■ Stated task: Can all of these lines be returned exactly?

Data records:
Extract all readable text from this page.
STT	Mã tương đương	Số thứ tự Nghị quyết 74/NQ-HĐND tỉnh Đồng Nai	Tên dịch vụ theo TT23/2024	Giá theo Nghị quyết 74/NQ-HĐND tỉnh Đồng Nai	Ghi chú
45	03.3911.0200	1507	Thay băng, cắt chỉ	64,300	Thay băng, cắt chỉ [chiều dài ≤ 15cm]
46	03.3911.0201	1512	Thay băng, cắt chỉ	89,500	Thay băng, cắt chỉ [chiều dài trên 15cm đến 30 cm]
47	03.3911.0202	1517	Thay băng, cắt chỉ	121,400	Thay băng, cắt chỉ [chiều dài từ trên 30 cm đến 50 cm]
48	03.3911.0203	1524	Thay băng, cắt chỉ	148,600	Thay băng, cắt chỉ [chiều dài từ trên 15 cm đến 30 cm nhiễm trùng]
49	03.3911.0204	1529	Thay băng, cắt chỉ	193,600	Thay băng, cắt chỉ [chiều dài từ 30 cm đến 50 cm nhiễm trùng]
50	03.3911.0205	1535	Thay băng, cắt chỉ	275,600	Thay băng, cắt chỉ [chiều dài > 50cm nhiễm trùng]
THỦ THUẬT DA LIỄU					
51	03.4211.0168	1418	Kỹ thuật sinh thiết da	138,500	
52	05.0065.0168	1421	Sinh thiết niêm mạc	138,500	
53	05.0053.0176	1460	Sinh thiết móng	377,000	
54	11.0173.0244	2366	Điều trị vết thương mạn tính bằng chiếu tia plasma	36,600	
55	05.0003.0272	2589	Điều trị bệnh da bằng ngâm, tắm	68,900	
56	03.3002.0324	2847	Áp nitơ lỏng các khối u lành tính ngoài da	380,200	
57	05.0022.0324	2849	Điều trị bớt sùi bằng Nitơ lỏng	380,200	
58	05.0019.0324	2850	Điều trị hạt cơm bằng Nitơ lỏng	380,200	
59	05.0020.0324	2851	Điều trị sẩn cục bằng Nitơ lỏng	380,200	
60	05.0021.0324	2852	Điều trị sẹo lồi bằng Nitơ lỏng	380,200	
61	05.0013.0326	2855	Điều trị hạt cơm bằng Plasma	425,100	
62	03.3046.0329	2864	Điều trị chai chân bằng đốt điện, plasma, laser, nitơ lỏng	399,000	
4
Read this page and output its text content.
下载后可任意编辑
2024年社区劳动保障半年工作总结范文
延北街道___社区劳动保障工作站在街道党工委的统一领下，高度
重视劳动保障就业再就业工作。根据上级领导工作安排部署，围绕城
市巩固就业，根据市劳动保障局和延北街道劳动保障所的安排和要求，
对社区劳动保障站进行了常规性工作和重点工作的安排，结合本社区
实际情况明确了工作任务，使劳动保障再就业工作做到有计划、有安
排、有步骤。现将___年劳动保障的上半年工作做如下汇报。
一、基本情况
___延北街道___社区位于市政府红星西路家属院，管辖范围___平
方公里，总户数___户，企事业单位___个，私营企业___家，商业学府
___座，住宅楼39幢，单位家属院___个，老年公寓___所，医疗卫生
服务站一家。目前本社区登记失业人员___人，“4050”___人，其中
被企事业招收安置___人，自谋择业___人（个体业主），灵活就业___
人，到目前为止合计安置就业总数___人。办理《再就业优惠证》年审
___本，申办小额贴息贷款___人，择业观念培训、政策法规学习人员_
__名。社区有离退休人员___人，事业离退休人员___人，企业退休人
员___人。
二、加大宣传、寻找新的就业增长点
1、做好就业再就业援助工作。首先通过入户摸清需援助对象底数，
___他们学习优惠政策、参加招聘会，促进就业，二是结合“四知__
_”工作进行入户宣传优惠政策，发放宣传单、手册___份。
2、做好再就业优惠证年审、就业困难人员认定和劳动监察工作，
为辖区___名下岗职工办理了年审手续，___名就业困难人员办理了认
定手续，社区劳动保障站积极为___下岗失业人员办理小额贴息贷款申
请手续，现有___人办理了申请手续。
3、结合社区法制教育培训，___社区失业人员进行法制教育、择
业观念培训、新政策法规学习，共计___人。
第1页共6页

■ Output:
Extract all readable text from this page.
STT	Mã tương đương	Số thứ tự Nghị quyết 74/NQ-HĐND tỉnh Đồng Nai	Tên dịch vụ theo TT23/2024	Giá theo Nghị quyết 74/NQ-HĐND tỉnh Đồng Nai	Ghi chú
45	03.3911.0200	1507	Thay băng, cắt chỉ	64,300	Thay băng, cắt chỉ [chiều dài ≤ 15cm]
46	03.3911.0201	1512	Thay băng, cắt chỉ	89,500	Thay băng, cắt chỉ [chiều dài trên 15cm đến 30 cm]
47	03.3911.0202	1517	Thay băng, cắt chỉ	121,400	Thay băng, cắt chỉ [chiều dài từ trên 30 cm đến 50 cm]
48	03.3911.0203	1524	Thay băng, cắt chỉ	148,600	Thay băng, cắt chỉ [chiều dài từ trên 15 cm đến 30 cm nhiễm trùng]
49	03.3911.0204	1529	Thay băng, cắt chỉ	193,600	Thay băng, cắt chỉ [chiều dài từ 30 cm đến 50 cm nhiễm trùng]
50	03.3911.0205	1535	Thay băng, cắt chỉ	275,600	Thay băng, cắt chỉ [chiều dài > 50cm nhiễm trùng]
THỦ THUẬT DA LIỄU					
51	03.4211.0168	1418	Kỹ thuật sinh thiết da	138,500	
52	05.0065.0168	1421	Sinh thiết niêm mạc	138,500	
53	05.0053.0176	1460	Sinh thiết móng	377,000	
54	11.0173.0244	2366	Điều trị vết thương mạn tính bằng chiếu tia plasma	36,600	
55	05.0003.0272	2589	Điều trị bệnh da bằng ngâm, tắm	68,900	
56	03.3002.0324	2847	Áp nitơ lỏng các khối u lành tính ngoài da	380,200	
57	05.0022.0324	2849	Điều trị bớt sùi bằng Nitơ lỏng	380,200	
58	05.0019.0324	2850	Điều trị hạt cơm bằng Nitơ lỏng	380,200	
59	05.0020.0324	2851	Điều trị sẩn cục bằng Nitơ lỏng	380,200	
60	05.0021.0324	2852	Điều trị sẹo lồi bằng Nitơ lỏng	380,200	
61	05.0013.0326	2855	Điều trị hạt cơm bằng Plasma	425,100	
62	03.3046.0329	2864	Điều trị chai chân bằng đốt điện, plasma, laser, nitơ lỏng	399,000	
4
Read this page and output its text content.
下载后可任意编辑
2024年社区劳动保障半年工作总结范文
延北街道___社区劳动保障工作站在街道党工委的统一领下，高度
重视劳动保障就业再就业工作。根据上级领导工作安排部署，围绕城
市巩固就业，根据市劳动保障局和延北街道劳动保障所的安排和要求，
对社区劳动保障站进行了常规性工作和重点工作的安排，结合本社区
实际情况明确了工作任务，使劳动保障再就业工作做到有计划、有安
排、有步骤。现将___年劳动保障的上半年工作做如下汇报。
一、基本情况
___延北街道___社区位于市政府红星西路家属院，管辖范围___平
方公里，总户数___户，企事业单位___个，私营企业___家，商业学府
___座，住宅楼39幢，单位家属院___个，老年公寓___所，医疗卫生
服务站一家。目前本社区登记失业人员___人，“4050”___人，其中
被企事业招收安置___人，自谋择业___人（个体业主），灵活就业___
人，到目前为止合计安置就业总数___人。办理《再就业优惠证》年审
___本，申办小额贴息贷款___人，择业观念培训、政策法规学习人员_
__名。社区有离退休人员___人，事业离退休人员___人，企业退休人
员___人。
二、加大宣传、寻找新的就业增长点
1、做好就业再就业援助工作。首先通过入户摸清需援助对象底数，
___他们学习优惠政策、参加招聘会，促进就业，二是结合“四知__
_”工作进行入户宣传优惠政策，发放宣传单、手册___份。
2、做好再就业优惠证年审、就业困难人员认定和劳动监察工作，
为辖区___名下岗职工办理了年审手续，___名就业困难人员办理了认
定手续，社区劳动保障站积极为___下岗失业人员办理小额贴息贷款申
请手续，现有___人办理了申请手续。
3、结合社区法制教育培训，___社区失业人员进行法制教育、择
业观念培训、新政策法规学习，共计___人。
第1页共6页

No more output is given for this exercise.